- [Text to read]

○ ○ ○ ○ ○

Pasto Ag Museum to focus on natural fibers at Oct. 26 open house

UNIVERSITY PARK, Pa. -- The fourth in a series of fall open houses at Penn State's Pasto Agricultural Museum will feature natural fibers and historical textile making from 1 p.m. to 4 p.m. Oct. 26.

Special guests from local craft guilds will share their expertise and demonstrate spinning and weaving techniques, according to curator Rita Graef. Members of the State College Weavers Guild will exhibit traditional methods, and Centre Spinners will bring spinning wheels and hand cards to show the old-fashioned way of preparing wool to spin.

Families visiting the open house are encouraged to try their hand at spinning with a drop spindle, weaving with a heddle loom or designing a quilt square design. "We also will be using our 'rope walker' to turn sisal fiber into heavier rope," Graef said. "The pieces will be just the right length to take home as jump ropes."

○ ○ ○ ○ ○

- [Data rows]

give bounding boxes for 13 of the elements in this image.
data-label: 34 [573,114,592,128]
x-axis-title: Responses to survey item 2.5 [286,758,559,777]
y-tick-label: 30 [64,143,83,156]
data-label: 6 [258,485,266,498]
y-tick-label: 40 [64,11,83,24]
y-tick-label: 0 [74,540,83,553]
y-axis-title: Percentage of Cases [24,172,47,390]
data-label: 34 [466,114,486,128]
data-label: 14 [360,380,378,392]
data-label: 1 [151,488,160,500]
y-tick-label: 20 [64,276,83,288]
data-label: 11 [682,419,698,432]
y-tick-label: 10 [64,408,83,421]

○ ○ ○ ○ ○

- [Task description]
Answer these questions using the open house announcement:
(a) During what hours on Oct. 26 does the open house run?
(b) What will Centre Spinners bring?
(c) What fiber will the "rope walker" turn into heavier rope?
The listing has no connection to the open house announcement.

- [Complete response]
(a) From 1 p.m. to 4 p.m.
(b) Spinning wheels and hand cards.
(c) Sisal fiber.